* Short problem *
Identify each line holding the string "color" and copy it.

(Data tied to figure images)
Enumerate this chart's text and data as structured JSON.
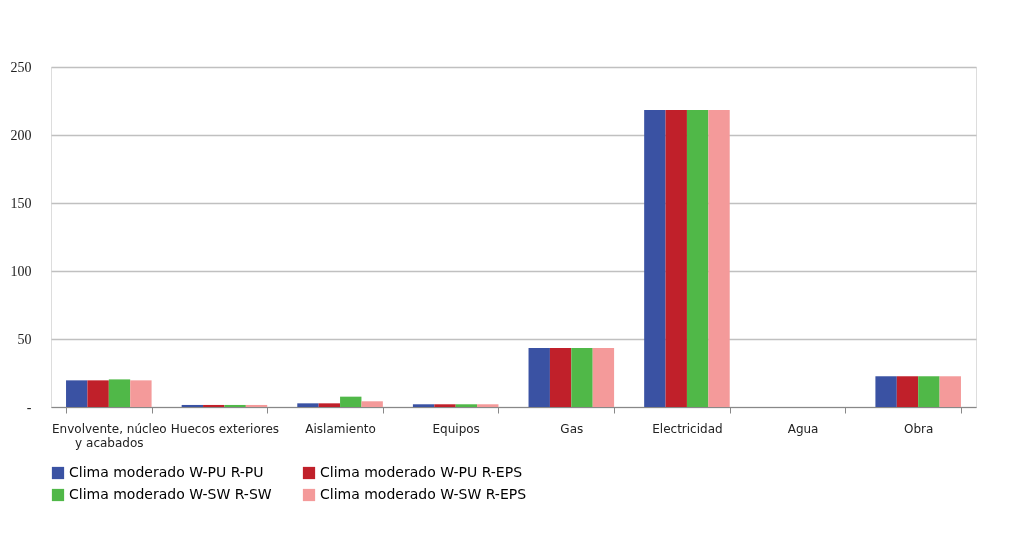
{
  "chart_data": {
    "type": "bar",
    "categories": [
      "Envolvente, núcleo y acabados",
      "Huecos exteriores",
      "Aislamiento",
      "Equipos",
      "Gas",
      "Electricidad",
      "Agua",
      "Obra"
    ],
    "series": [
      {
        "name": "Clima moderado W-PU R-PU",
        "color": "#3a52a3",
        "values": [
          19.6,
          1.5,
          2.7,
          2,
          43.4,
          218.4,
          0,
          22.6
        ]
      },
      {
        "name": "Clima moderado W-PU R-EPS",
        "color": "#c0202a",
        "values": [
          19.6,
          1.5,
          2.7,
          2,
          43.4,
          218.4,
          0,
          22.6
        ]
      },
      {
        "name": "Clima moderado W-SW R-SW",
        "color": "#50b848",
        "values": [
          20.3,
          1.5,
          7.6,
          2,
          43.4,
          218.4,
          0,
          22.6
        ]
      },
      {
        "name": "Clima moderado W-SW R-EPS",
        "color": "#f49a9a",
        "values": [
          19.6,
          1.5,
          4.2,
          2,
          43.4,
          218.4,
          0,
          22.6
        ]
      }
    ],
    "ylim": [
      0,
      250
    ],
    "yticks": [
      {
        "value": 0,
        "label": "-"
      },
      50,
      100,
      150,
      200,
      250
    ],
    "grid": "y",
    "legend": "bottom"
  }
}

* Worked solution *
        "color": "#3a52a3",
        "color": "#c0202a",
        "color": "#50b848",
        "color": "#f49a9a",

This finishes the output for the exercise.